> [WHAT YOU WILL DO] Report how many lines contain "electronics". The answer is a single number.

> [AVAILABLE RECORDS]
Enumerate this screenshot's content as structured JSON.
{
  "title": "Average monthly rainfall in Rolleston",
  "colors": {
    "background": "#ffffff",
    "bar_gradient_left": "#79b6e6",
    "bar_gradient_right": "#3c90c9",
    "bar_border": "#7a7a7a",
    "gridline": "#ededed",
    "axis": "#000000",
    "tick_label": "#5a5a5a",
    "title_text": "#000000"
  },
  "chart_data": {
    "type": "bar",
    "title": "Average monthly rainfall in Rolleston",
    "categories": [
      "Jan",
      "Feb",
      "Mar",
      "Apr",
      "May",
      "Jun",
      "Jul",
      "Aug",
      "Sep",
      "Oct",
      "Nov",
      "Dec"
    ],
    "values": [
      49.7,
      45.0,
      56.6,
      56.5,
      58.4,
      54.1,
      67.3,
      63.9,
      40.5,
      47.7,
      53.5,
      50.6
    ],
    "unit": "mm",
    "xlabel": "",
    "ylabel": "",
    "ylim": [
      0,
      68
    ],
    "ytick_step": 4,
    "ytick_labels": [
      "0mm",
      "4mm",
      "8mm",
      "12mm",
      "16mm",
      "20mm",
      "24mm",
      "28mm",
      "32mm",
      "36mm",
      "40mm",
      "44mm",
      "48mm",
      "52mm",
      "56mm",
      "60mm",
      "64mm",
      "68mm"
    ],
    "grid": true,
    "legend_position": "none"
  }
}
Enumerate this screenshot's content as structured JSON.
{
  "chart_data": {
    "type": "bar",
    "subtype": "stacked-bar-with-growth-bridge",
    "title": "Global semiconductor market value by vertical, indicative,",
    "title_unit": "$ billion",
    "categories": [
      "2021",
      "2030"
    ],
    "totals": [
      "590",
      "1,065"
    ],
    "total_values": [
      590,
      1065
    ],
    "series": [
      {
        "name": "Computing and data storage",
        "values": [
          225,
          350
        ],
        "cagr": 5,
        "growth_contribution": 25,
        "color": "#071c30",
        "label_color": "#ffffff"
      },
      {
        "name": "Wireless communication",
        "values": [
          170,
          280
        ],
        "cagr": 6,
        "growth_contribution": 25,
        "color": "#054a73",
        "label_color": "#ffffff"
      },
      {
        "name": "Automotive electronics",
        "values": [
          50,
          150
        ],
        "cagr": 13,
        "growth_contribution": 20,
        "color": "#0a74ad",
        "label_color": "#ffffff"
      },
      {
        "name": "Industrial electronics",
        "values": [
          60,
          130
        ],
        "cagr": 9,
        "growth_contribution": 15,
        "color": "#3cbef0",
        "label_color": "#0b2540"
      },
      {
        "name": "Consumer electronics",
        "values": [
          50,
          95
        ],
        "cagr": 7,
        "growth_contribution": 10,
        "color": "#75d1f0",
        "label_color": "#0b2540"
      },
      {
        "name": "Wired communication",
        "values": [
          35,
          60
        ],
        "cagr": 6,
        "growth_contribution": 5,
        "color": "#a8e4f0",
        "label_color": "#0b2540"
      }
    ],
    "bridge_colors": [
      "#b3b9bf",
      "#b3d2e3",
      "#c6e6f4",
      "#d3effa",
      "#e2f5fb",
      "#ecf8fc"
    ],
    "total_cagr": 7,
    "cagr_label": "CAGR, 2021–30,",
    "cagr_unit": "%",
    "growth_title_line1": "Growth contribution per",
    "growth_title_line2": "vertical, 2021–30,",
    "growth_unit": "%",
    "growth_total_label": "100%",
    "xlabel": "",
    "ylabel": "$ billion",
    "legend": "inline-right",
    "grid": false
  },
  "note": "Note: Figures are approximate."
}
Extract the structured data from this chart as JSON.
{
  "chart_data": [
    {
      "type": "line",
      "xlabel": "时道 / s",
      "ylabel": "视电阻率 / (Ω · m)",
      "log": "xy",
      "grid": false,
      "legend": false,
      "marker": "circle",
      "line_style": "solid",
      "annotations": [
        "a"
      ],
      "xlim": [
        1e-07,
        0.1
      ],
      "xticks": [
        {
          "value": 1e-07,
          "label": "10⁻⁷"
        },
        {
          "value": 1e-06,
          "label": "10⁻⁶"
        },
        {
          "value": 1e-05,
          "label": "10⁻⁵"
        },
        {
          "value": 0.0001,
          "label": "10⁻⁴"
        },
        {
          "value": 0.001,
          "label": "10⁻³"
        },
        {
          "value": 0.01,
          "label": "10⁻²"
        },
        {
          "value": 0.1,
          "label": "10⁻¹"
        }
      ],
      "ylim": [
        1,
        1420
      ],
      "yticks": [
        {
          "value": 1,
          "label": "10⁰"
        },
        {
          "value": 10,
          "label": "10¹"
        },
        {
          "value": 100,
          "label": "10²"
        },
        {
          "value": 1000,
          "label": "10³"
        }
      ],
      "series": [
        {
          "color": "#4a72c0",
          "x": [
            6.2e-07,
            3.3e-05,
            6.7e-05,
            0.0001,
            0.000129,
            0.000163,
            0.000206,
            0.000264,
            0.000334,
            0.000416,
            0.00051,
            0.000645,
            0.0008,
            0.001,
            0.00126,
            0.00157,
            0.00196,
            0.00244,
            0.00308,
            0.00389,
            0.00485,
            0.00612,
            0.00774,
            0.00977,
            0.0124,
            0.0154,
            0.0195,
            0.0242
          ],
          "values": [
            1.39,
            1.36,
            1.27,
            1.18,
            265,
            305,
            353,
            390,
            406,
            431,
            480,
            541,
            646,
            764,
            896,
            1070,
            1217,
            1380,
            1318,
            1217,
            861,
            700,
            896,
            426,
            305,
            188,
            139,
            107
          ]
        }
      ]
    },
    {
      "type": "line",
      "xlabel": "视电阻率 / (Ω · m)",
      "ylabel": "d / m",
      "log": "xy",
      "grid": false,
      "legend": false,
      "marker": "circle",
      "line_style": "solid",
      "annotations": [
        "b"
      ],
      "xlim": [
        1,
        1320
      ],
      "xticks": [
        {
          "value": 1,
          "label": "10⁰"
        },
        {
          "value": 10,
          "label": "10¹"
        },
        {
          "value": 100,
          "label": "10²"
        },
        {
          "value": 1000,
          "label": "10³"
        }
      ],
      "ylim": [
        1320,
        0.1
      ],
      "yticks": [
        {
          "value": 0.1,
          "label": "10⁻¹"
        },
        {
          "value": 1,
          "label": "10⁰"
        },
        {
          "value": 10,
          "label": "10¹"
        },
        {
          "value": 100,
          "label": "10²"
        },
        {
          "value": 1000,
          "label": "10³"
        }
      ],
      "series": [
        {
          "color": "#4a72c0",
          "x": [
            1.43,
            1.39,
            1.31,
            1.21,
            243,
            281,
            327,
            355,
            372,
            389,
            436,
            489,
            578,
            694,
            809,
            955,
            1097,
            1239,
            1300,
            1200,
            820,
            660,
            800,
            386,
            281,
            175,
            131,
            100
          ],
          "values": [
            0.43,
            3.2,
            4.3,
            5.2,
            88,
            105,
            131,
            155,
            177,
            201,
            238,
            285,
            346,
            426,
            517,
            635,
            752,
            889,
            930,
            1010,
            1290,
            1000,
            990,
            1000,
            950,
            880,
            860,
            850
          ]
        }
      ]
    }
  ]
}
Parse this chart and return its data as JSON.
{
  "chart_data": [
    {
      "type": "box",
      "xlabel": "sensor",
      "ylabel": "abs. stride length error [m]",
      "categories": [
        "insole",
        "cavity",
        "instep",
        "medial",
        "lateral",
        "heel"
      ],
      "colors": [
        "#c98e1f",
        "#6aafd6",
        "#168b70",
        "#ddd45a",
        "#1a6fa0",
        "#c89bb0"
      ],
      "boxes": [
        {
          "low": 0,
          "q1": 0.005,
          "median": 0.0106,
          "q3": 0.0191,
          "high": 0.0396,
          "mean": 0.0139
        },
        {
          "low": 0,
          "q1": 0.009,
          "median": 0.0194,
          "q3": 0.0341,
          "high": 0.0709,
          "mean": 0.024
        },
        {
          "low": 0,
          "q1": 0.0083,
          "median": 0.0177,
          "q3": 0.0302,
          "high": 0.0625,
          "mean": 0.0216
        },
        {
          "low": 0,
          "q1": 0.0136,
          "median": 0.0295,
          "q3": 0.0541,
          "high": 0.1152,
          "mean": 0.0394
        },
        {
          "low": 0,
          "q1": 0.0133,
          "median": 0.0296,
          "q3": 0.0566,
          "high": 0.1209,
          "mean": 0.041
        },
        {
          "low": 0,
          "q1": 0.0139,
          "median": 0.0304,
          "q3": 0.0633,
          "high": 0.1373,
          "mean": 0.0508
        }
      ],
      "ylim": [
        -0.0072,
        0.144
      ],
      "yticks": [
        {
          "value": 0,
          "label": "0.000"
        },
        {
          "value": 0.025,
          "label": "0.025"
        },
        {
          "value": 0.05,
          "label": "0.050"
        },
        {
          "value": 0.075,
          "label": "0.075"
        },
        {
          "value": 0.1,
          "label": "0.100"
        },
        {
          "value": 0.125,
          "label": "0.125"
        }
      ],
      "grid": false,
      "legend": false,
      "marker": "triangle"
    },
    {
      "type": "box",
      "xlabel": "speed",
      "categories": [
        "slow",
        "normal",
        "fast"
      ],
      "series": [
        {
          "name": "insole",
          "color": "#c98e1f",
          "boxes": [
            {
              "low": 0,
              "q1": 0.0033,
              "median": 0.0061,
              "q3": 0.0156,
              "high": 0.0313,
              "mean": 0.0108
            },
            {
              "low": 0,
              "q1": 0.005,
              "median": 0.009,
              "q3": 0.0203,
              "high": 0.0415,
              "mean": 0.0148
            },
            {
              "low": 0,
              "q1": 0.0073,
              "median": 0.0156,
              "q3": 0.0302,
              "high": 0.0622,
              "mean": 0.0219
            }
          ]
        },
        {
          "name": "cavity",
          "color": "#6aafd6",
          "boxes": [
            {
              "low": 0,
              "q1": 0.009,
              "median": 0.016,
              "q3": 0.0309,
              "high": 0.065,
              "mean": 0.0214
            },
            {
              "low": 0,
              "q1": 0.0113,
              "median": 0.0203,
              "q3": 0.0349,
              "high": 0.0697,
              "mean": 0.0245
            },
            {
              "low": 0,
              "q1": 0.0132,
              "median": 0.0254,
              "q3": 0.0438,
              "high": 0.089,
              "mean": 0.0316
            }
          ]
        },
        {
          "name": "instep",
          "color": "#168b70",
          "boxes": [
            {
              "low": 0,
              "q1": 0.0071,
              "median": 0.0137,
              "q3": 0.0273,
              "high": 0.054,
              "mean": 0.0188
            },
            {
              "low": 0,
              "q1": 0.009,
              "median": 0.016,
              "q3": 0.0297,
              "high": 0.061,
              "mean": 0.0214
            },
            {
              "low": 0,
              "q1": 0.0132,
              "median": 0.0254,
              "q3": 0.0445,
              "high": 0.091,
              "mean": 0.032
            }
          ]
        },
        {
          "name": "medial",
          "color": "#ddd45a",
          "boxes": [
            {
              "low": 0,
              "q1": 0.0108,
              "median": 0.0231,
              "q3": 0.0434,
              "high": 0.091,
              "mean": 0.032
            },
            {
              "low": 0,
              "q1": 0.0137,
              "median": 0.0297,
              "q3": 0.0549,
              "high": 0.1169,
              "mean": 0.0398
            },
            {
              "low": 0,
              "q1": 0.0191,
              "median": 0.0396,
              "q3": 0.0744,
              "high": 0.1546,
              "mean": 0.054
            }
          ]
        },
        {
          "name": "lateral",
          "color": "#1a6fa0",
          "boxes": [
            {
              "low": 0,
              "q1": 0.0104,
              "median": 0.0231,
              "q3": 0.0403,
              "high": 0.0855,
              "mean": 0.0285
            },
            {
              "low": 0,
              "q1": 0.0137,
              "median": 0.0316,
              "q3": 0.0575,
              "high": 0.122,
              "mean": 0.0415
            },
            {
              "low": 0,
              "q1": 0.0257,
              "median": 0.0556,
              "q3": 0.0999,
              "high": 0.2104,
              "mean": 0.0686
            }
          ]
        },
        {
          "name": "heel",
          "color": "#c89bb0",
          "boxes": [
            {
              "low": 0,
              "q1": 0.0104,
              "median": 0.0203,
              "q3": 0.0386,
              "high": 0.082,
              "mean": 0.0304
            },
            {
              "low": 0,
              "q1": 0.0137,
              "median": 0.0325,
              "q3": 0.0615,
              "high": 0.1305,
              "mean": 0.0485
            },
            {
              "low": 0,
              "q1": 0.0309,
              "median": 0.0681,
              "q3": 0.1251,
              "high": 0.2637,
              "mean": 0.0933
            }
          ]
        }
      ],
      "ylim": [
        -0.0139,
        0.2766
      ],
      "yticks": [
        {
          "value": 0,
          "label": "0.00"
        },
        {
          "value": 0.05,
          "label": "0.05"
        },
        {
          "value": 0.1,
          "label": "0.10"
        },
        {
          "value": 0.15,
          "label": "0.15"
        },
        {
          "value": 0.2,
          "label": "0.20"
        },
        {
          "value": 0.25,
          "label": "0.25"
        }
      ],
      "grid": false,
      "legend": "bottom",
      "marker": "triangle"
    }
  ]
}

> [EXPECTED ANSWER] 3